** DATA EXTRACT follows **

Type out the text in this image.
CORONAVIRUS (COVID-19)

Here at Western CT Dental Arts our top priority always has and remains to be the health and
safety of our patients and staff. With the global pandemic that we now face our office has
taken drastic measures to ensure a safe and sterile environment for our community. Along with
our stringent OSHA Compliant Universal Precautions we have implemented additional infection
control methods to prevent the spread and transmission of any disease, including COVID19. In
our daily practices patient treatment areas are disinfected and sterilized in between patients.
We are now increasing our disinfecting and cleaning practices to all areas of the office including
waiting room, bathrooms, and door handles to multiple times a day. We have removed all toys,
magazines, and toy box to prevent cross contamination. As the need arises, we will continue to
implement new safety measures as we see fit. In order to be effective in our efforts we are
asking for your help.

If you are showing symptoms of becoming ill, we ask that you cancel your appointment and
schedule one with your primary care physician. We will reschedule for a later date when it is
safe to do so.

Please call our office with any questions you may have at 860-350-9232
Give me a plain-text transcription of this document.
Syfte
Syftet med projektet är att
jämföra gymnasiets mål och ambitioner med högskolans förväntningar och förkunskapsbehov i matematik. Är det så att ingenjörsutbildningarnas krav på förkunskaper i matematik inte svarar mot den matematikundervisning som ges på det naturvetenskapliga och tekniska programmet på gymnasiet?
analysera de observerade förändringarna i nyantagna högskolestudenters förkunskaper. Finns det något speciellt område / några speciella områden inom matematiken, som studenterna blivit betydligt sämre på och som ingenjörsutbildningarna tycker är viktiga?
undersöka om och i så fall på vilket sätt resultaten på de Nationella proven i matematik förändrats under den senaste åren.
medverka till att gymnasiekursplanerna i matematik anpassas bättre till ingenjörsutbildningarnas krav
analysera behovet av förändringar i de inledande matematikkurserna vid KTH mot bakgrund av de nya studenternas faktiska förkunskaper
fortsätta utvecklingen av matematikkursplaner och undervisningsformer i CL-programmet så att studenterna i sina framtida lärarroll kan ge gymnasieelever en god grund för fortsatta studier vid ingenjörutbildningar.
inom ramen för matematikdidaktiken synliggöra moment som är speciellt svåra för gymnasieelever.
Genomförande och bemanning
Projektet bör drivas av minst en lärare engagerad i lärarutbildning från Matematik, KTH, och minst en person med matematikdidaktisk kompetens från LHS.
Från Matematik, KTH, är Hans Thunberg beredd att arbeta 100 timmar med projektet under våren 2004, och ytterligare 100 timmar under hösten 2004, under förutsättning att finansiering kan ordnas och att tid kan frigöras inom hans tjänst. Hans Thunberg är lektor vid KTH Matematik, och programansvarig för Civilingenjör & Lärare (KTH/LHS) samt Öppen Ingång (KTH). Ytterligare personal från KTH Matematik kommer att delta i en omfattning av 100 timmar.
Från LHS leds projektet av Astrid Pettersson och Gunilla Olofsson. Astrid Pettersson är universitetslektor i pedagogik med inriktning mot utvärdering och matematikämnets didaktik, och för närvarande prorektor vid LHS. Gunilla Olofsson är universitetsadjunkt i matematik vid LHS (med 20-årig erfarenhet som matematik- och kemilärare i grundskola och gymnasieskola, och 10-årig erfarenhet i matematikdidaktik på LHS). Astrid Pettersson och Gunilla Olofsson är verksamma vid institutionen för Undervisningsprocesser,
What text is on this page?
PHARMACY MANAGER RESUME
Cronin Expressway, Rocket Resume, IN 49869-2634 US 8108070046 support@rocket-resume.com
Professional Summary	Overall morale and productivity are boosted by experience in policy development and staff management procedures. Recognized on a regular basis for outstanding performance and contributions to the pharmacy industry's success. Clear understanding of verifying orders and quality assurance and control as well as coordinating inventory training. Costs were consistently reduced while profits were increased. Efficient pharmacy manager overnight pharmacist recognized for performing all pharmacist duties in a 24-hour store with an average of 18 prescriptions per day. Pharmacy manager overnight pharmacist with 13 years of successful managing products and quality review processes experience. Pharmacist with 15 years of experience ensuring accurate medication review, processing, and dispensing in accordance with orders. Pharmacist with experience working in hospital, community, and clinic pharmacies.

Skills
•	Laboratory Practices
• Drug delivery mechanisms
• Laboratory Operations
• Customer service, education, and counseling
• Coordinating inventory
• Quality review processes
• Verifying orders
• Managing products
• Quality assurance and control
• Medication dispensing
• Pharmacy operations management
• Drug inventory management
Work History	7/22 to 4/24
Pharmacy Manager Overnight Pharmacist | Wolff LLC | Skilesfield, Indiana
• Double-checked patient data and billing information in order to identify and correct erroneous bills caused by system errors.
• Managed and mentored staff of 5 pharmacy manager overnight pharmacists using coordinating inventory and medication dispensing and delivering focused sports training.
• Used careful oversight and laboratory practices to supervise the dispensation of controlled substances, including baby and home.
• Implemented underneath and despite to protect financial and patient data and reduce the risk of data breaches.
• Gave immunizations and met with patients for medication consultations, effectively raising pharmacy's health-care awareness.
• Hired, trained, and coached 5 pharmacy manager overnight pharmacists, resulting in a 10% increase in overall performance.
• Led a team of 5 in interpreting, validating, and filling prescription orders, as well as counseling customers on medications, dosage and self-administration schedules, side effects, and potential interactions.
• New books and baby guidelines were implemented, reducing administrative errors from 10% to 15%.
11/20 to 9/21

** End of DATA EXTRACT **

## EXERCISE REQUIREMENTS
Go through the data above and copy each line in which "Drug" appears.

## WRITTEN ANSWER
• Drug delivery mechanisms
• Drug inventory management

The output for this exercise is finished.